What is expected: Copy each entry as it stands, leaving nothing out.

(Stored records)
+ + +

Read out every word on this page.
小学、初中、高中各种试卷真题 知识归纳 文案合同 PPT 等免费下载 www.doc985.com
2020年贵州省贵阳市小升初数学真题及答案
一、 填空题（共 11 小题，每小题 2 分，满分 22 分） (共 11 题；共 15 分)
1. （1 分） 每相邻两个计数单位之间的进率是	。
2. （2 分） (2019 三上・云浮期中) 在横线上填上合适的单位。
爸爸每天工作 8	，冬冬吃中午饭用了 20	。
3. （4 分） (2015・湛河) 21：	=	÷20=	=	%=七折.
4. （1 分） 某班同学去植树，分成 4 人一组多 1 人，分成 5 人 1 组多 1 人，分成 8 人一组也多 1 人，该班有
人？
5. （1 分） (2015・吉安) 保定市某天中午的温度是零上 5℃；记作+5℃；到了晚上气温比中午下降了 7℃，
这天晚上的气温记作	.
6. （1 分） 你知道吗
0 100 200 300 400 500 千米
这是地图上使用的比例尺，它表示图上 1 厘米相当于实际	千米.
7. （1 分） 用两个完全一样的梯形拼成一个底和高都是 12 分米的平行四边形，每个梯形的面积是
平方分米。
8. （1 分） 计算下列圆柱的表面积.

+ + +

Answer to the problem:
Read out every word on this page.
小学、初中、高中各种试卷真题 知识归纳 文案合同 PPT 等免费下载 www.doc985.com
2020年贵州省贵阳市小升初数学真题及答案
一、 填空题（共 11 小题，每小题 2 分，满分 22 分） (共 11 题；共 15 分)
1. （1 分） 每相邻两个计数单位之间的进率是	。
2. （2 分） (2019 三上・云浮期中) 在横线上填上合适的单位。
爸爸每天工作 8	，冬冬吃中午饭用了 20	。
3. （4 分） (2015・湛河) 21：	=	÷20=	=	%=七折.
4. （1 分） 某班同学去植树，分成 4 人一组多 1 人，分成 5 人 1 组多 1 人，分成 8 人一组也多 1 人，该班有
人？
5. （1 分） (2015・吉安) 保定市某天中午的温度是零上 5℃；记作+5℃；到了晚上气温比中午下降了 7℃，
这天晚上的气温记作	.
6. （1 分） 你知道吗
0 100 200 300 400 500 千米
这是地图上使用的比例尺，它表示图上 1 厘米相当于实际	千米.
7. （1 分） 用两个完全一样的梯形拼成一个底和高都是 12 分米的平行四边形，每个梯形的面积是
平方分米。
8. （1 分） 计算下列圆柱的表面积.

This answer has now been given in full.